[START Dataset extract]

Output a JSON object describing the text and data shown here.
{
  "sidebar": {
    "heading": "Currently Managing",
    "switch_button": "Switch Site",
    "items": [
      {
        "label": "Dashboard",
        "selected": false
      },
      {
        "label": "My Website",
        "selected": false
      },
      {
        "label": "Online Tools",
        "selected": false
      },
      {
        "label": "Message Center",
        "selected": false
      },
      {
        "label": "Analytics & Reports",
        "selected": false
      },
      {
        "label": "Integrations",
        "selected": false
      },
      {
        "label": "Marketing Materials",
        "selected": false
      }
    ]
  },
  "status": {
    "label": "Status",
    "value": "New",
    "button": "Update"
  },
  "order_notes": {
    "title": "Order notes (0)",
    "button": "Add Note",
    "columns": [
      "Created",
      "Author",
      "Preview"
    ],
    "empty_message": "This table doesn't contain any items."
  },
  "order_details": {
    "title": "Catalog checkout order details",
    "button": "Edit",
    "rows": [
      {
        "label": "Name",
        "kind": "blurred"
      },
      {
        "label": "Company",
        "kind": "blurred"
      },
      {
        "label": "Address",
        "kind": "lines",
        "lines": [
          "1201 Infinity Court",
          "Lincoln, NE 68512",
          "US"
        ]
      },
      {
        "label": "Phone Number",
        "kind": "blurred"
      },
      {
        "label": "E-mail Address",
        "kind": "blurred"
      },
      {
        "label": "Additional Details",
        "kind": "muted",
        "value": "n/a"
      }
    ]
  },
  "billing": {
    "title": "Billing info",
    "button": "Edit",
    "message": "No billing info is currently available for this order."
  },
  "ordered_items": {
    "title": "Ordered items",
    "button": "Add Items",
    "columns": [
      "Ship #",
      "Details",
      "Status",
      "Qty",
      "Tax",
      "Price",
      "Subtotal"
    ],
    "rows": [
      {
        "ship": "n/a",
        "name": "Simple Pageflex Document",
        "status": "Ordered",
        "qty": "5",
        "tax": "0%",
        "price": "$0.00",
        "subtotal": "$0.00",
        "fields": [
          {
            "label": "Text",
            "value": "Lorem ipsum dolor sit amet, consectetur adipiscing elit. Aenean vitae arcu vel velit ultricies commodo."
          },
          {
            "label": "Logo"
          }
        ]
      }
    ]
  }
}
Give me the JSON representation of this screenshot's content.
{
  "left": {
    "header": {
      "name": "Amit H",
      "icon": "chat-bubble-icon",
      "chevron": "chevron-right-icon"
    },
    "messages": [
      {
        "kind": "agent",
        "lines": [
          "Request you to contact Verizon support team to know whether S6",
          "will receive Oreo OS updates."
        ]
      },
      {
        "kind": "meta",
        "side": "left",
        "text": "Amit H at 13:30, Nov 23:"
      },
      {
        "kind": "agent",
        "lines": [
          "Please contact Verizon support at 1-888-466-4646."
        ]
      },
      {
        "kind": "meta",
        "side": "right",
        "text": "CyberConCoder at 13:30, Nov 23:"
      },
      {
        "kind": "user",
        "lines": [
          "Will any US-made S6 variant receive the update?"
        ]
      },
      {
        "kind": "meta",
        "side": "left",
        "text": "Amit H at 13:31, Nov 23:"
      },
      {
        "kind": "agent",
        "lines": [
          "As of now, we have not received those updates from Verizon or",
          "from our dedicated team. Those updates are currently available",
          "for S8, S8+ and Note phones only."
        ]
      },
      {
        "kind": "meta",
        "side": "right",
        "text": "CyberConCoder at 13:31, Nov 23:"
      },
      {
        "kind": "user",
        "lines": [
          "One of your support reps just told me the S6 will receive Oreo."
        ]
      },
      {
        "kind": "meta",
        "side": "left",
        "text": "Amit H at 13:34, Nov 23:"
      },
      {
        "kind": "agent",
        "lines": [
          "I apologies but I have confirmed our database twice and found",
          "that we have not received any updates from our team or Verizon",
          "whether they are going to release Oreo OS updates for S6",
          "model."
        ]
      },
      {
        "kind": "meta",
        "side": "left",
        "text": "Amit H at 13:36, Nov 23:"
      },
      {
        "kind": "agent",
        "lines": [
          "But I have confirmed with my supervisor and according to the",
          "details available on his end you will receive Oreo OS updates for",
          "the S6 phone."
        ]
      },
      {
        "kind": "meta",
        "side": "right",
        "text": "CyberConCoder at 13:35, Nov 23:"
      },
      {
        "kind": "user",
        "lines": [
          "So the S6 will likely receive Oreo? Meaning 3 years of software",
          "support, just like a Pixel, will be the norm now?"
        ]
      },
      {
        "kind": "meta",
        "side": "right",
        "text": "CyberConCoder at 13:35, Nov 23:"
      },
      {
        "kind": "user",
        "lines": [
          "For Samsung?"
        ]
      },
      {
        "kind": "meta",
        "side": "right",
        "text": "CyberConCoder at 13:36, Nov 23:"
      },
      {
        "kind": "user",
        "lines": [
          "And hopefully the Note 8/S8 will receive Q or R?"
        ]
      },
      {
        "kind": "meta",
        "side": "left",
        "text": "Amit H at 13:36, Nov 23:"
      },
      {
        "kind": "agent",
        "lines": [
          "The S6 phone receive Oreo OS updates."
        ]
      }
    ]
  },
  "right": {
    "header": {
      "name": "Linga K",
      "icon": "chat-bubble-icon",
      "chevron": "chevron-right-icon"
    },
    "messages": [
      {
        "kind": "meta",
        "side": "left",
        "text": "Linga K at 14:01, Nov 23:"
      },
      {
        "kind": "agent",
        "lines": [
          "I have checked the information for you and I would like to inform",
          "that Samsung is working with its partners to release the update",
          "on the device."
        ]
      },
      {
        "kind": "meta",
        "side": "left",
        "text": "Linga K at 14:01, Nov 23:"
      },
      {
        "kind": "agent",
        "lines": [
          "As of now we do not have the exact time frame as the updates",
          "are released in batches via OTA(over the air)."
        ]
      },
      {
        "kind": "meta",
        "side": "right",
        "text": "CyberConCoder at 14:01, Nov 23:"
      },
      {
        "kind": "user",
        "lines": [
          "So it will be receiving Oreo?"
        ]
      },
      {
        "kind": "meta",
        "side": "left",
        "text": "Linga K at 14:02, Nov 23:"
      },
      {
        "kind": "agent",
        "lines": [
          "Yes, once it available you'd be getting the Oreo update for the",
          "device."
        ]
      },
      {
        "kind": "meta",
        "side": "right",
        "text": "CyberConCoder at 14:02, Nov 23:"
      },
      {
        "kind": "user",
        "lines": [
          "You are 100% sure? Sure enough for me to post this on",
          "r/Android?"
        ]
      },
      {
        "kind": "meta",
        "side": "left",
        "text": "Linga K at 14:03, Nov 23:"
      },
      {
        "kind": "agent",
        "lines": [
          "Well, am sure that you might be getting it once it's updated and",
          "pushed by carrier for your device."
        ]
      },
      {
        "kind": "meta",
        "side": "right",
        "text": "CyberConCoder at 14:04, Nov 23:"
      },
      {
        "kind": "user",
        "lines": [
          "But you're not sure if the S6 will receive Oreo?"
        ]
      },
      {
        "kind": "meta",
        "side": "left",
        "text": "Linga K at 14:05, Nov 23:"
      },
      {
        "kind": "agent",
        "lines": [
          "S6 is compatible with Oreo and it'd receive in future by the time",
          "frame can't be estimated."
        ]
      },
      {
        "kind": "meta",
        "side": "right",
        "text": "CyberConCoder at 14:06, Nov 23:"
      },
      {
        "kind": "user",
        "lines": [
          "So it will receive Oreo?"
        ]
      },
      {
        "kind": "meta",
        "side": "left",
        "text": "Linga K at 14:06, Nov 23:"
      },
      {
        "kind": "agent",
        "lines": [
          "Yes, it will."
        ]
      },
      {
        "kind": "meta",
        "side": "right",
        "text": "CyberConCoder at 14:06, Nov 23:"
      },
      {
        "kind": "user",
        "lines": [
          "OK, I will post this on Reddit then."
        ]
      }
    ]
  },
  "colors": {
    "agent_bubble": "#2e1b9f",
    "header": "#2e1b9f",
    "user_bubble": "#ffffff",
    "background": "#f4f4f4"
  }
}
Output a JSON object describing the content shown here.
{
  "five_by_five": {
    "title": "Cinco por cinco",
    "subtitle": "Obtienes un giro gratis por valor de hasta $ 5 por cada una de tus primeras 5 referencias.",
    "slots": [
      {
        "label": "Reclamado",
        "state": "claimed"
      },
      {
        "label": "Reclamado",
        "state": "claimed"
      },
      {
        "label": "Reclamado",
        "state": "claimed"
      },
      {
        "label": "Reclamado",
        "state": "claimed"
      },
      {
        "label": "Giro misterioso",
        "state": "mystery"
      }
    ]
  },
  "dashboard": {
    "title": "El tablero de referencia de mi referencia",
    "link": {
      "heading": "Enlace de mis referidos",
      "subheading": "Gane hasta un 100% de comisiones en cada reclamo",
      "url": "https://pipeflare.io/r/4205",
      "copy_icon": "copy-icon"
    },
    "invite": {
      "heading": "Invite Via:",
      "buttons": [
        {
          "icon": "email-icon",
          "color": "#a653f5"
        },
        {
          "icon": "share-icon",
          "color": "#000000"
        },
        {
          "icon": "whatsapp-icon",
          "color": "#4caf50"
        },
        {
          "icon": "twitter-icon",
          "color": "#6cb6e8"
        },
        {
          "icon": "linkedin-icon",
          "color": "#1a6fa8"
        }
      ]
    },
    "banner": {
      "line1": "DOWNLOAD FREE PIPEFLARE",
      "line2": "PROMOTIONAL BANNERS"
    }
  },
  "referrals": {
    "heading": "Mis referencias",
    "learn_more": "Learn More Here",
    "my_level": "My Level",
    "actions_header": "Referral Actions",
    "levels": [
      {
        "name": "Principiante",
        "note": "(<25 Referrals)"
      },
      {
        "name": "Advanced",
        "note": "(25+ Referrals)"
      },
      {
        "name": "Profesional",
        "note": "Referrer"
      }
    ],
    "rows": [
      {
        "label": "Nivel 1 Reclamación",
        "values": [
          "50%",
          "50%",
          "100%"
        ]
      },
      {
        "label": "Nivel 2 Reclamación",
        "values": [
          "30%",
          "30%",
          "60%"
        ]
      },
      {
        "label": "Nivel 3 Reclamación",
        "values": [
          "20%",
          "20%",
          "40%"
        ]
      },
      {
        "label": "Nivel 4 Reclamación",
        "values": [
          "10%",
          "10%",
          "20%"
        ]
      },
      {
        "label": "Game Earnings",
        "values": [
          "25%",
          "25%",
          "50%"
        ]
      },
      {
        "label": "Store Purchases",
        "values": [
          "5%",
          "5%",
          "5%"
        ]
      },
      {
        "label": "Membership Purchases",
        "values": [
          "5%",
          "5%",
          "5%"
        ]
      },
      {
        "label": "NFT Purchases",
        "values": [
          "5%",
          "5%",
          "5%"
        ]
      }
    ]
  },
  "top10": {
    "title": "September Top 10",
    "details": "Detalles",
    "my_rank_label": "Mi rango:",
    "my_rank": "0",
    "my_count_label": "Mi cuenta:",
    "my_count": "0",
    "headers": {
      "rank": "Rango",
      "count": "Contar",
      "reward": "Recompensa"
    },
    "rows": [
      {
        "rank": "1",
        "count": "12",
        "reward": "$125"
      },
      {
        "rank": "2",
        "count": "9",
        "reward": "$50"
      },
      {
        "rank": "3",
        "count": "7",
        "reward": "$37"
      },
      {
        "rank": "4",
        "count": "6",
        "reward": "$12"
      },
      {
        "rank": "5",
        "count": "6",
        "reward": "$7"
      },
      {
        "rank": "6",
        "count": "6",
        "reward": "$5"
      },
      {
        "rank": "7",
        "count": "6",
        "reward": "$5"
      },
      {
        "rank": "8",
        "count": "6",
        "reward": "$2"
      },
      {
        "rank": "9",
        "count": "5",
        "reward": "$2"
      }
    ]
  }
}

[END Dataset extract]

### Goal
Out of the material above, select every line that holds the string "sure".

### Task answer
          "You are 100% sure? Sure enough for me to post this on",
          "Well, am sure that you might be getting it once it's updated and",
          "But you're not sure if the S6 will receive Oreo?"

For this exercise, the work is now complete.